SELECTED EXTRACT:
= = = = = = =

In the “Thinking Space” on Thursday, February 24, we discussed the topic of critical competencies and questioned whether it should be approached tactically, when the need arises, or whether strategic management of critical competencies is not appropriate-if not indispensable.

Critical skills are not only those related to digital professions. They are all those skills that are scarce in the market and strategic to the business. For which strategies must surely be “different”: anticipatory, linked to market logic rather than internal equity, and in some cases generating the need to create skills development centers when they can no longer be found on the market.

It is a key issue for HR as much as for business, but often treated with “non-systemic” approaches.

 

An old cover of Isaac Asimov’s novel Foundation

The future of expertise

The nature and management of knowledge and its application side, competencies, have always ignited scientific and philosophical debate.

Isaac Asimov, a famous science fiction writer and popularizer of science, imagined as early as 1951 in his novel Foundation a future where humanity goes into crisis due to the inability to manage skills and the enormous amount of accumulated knowledge.

Returning from science fiction to reality: both at the general level and at the enterprise level, understanding, mapping and managing critical skills is of paramount importance.

All the more so today as the job market demands new skills and others become obsolete, and all faster and faster.

New skills, old skills

According to a recent study by Gartner:

  • From 2018 to the present, an average of 6.3 percent more skills are needed to do a specific job.
  • At the same time, if three skills were needed to do a job in 2018, one of them will no longer be needed in 2022.
  • Finally, this continuous addition of needed skills actually creates an “obstacle course” that dramatically reduces employability.

In the face of a fast-changing scenario:

  • skills mapping must be dynamic;
  • it is critical for companies to be able to recruit those who have the meta-competence to succeed in learning new skills.

Let’s define which skills are “critical”

 

Figure 1: importance/cost/shortage matrix

When we talk about Critical Competencies (CC) we are not only limited to those of cutting-edge technologies but all those skills that are scarce in the market and strategic to the business.

= = = = = = =

RAW DATA:
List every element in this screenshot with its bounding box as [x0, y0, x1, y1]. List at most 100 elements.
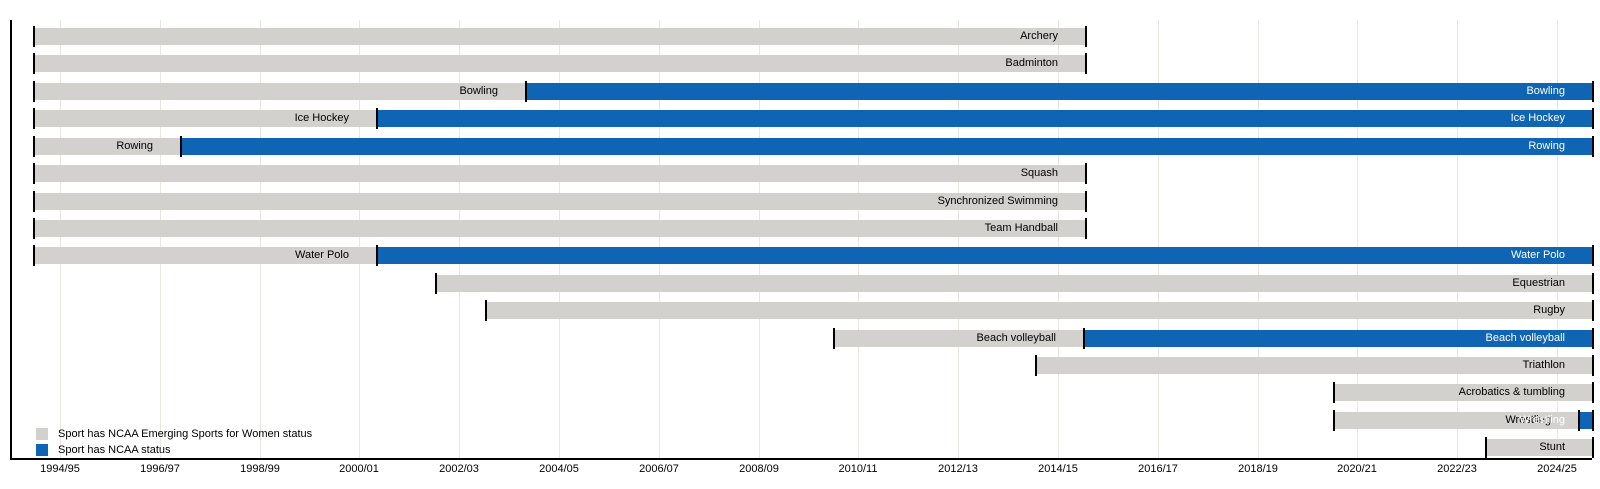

= = = = = = =

REQUIREMENTS:
In the excerpt on critical skills, rewrite the paragraph beginning "Critical skills are not only those related to digital professions" as a short bulleted list that keeps its main facts.

TASK SOLUTION:
- Critical skills aren't limited to digital jobs.
- They are any skills that are scarce in the market and strategic to the business.
- They call for different strategies: ones that look ahead and follow market logic rather than internal equity.
- In some cases, when these skills can no longer be found on the market, skills development centers have to be created.